PROVIDED RECORDS
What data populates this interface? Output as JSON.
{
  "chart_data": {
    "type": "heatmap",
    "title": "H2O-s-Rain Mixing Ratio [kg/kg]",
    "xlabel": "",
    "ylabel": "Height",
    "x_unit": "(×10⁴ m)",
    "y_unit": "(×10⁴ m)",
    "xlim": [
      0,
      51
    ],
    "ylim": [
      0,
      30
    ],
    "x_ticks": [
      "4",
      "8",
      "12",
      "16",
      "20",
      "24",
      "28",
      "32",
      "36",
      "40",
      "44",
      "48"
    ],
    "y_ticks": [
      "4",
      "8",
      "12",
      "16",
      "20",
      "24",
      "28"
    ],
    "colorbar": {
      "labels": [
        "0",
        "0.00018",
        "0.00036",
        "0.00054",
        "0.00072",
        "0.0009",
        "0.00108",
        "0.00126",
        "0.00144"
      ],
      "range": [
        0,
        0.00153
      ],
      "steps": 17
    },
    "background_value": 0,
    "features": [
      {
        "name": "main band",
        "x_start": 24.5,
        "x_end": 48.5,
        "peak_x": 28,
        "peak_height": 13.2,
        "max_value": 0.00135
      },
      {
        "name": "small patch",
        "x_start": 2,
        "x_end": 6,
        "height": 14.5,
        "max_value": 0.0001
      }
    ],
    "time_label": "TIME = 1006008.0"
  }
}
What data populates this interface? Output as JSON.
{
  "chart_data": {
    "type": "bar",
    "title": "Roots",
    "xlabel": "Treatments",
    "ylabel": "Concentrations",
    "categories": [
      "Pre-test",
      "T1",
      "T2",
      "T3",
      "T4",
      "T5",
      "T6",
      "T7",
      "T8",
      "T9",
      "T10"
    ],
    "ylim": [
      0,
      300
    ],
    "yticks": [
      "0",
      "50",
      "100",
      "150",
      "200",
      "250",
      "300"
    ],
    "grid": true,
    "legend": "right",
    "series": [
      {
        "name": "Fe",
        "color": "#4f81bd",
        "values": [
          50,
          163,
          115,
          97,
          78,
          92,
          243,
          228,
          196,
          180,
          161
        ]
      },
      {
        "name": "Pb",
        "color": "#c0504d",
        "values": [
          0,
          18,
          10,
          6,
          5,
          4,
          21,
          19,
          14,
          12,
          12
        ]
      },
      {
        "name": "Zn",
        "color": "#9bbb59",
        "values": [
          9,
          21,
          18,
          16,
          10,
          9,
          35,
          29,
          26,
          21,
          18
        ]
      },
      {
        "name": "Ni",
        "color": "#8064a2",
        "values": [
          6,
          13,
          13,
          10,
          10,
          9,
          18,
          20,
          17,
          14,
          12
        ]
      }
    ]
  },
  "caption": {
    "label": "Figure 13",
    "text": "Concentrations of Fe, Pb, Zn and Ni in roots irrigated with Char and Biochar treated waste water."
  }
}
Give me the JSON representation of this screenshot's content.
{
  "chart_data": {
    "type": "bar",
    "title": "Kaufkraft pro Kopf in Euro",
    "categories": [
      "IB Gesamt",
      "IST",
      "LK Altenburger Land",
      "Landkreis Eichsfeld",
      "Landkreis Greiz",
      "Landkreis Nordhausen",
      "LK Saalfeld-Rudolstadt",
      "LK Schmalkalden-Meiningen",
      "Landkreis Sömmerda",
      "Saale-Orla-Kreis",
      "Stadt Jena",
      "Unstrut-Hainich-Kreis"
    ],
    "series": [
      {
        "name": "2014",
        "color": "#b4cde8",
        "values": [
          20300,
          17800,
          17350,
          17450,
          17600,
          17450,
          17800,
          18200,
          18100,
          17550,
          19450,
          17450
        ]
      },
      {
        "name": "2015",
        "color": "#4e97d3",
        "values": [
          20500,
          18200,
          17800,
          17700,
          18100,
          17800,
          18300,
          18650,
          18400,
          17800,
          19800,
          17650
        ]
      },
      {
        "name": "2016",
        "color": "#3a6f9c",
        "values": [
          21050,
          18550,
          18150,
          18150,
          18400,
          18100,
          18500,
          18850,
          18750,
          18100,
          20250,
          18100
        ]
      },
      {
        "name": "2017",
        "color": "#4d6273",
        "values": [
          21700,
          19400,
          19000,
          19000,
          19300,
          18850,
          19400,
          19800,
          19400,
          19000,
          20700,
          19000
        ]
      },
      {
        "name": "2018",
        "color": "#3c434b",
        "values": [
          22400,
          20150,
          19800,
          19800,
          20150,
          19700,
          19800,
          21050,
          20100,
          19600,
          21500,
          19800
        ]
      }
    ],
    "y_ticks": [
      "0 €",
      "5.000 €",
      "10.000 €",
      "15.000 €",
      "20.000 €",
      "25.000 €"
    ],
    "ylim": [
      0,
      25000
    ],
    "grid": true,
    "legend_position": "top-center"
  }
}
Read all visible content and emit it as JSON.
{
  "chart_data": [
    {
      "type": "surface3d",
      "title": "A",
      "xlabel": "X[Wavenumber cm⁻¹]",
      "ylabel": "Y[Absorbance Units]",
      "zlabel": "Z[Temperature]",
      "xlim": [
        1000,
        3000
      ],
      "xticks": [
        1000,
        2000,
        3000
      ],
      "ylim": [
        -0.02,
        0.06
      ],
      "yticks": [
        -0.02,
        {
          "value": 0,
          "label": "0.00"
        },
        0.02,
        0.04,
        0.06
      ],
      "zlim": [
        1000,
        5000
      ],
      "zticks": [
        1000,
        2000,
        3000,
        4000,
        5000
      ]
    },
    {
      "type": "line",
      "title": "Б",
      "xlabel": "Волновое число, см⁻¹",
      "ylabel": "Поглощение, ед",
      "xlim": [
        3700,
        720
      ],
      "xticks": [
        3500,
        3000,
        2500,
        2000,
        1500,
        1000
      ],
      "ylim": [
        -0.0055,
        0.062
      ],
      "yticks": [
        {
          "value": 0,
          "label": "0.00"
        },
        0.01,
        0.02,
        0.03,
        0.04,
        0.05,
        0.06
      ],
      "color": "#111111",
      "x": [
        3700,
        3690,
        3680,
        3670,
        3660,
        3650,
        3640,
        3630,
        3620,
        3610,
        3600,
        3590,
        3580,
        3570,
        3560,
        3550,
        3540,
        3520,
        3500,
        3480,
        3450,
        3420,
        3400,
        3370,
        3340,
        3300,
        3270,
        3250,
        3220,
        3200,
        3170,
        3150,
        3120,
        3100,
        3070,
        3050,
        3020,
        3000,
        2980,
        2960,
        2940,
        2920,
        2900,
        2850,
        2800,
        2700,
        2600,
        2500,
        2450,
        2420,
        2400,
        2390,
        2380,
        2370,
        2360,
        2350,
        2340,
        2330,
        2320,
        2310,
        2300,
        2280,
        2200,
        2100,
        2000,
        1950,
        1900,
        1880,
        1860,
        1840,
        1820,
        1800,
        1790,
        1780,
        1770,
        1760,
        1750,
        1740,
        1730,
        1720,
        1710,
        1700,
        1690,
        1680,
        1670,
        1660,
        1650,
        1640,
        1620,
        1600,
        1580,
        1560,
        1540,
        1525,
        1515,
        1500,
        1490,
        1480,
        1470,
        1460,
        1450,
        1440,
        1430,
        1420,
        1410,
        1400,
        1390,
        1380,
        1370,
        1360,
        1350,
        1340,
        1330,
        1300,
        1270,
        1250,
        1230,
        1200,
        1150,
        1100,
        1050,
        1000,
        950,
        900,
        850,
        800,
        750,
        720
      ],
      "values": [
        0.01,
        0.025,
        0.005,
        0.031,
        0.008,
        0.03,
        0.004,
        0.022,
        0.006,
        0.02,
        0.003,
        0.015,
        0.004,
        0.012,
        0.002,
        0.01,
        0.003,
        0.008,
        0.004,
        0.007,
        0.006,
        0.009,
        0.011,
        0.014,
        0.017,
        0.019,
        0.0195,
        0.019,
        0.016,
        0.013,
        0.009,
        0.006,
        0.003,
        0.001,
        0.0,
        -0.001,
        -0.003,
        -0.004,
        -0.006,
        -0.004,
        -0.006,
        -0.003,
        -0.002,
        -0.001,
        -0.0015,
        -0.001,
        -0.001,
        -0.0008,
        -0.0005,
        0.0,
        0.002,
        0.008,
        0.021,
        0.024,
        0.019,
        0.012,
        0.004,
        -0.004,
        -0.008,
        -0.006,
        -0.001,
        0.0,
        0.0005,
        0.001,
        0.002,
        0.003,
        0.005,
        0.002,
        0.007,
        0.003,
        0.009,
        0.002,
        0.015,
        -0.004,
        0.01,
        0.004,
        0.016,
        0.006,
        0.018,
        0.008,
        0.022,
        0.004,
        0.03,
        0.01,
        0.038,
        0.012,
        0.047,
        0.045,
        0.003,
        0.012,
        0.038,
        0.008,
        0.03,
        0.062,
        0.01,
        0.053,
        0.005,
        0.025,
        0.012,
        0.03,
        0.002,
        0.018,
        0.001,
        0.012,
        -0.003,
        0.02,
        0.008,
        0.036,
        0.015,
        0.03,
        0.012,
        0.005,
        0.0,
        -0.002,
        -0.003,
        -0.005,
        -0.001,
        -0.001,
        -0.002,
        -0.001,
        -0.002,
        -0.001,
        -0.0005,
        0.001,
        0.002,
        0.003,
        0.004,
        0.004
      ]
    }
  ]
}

TASK
Where a line above contains the word "Concentrations", copy that line.

SOLUTION BELOW
    "ylabel": "Concentrations",
    "text": "Concentrations of Fe, Pb, Zn and Ni in roots irrigated with Char and Biochar treated waste water."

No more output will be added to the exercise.